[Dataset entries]
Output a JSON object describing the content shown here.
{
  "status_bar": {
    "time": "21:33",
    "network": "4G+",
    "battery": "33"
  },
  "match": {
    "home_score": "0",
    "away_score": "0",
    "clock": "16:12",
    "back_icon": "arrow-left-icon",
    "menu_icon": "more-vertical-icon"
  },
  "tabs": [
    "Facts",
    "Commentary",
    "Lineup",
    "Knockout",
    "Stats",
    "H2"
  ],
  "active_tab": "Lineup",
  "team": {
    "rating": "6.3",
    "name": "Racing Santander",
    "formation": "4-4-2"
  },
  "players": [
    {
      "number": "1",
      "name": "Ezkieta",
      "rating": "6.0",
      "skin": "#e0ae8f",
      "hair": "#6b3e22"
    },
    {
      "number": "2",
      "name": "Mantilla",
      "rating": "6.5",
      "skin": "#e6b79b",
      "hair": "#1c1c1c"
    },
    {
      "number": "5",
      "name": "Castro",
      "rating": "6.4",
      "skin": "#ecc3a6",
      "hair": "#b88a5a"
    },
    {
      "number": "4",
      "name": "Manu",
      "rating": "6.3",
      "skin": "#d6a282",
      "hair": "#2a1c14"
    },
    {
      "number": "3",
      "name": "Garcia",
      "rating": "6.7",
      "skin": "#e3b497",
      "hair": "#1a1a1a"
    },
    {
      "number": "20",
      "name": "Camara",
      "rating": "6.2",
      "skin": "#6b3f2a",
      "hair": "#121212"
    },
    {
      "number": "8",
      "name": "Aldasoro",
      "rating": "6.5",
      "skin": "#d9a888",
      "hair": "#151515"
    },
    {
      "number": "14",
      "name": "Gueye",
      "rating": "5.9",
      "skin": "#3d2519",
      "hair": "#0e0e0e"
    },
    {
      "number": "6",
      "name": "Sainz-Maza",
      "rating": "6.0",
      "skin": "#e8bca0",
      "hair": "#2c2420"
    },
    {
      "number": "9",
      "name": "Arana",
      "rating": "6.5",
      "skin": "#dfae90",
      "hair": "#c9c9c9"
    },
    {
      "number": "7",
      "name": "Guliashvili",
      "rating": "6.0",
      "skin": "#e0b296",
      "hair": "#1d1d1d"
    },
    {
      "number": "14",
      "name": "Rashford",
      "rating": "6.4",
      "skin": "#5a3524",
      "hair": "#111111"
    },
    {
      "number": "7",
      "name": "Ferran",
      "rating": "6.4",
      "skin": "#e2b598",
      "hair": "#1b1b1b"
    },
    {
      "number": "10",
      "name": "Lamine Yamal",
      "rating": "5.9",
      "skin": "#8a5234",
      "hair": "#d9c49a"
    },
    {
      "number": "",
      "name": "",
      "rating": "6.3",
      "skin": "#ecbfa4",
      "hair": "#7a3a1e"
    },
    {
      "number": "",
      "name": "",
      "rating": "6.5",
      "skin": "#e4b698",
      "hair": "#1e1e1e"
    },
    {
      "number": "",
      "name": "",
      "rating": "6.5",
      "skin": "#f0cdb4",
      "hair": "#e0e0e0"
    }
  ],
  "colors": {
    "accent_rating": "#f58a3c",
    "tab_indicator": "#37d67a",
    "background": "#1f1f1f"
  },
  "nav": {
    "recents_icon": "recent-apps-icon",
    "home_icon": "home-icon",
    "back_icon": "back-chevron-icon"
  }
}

To do |
Collect each line above holding the string "icon".

Written reply |
    "back_icon": "arrow-left-icon",
    "menu_icon": "more-vertical-icon"
    "recents_icon": "recent-apps-icon",
    "home_icon": "home-icon",
    "back_icon": "back-chevron-icon"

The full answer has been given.